Given data: Begin

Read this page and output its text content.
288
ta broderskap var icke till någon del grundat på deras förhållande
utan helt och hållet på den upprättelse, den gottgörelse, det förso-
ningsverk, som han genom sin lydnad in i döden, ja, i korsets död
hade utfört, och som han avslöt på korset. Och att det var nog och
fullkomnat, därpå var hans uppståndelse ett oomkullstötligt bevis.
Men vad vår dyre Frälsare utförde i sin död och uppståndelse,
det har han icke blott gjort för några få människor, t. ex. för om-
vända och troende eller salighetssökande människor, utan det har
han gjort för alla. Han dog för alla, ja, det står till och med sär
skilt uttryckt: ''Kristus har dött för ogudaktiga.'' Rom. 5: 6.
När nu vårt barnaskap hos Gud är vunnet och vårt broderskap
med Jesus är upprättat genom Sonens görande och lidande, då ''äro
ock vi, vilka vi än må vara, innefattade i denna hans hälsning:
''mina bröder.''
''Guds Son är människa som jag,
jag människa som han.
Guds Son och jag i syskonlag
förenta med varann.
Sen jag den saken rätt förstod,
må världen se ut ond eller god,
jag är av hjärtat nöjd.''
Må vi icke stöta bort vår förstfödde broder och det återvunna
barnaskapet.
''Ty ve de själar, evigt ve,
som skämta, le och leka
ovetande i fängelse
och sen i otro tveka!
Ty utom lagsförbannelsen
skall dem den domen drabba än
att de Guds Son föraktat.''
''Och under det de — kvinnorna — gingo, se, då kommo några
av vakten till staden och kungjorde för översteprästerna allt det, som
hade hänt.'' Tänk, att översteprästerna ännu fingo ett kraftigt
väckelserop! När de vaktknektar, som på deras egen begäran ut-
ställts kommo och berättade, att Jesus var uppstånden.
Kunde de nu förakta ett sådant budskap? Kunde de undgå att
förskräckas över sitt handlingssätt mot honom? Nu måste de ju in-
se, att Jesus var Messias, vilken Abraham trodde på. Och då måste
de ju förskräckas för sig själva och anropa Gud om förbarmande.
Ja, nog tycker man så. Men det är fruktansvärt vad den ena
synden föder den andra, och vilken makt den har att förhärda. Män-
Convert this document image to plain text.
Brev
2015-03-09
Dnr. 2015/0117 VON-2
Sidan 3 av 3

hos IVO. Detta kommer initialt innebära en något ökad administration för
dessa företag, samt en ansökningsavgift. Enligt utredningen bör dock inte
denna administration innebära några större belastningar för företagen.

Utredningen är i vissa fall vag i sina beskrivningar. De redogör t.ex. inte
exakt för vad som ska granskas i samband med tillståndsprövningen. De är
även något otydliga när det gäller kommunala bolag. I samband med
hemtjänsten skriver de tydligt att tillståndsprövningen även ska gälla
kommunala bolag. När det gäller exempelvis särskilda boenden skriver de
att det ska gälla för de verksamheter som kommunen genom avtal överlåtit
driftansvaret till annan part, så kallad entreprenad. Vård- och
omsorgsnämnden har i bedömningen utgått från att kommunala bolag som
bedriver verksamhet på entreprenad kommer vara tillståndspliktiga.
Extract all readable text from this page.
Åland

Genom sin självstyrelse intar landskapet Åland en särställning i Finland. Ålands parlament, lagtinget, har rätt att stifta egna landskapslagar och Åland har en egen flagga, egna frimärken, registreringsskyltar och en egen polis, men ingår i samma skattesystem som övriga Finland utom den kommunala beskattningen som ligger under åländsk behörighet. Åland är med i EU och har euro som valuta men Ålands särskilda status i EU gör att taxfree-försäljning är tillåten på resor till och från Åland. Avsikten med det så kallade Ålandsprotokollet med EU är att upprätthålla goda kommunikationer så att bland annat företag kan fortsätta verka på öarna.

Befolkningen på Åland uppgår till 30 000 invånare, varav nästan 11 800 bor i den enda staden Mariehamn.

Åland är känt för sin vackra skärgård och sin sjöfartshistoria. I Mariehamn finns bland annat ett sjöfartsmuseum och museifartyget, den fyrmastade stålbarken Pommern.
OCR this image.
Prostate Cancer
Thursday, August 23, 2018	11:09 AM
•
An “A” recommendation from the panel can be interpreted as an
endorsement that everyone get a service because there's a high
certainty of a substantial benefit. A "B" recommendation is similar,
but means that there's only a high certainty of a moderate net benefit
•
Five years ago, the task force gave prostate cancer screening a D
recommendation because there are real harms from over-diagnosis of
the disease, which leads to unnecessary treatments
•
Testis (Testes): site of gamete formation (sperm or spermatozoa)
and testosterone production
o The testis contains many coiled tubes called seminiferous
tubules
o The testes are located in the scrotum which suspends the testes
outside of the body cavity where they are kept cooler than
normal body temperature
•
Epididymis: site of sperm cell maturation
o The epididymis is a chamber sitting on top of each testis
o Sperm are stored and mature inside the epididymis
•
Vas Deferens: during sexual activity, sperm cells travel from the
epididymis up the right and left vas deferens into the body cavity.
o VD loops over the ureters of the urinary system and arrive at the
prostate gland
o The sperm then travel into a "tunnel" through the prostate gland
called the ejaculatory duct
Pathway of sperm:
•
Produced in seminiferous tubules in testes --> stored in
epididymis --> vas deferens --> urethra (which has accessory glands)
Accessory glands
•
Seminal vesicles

Given data: End

** What needs to be done **
Each line of the data that contains "utan" belongs in the answer.

** Worked solution **
utan helt och hållet på den upprättelse, den gottgörelse, det förso-
vända och troende eller salighetssökande människor, utan det har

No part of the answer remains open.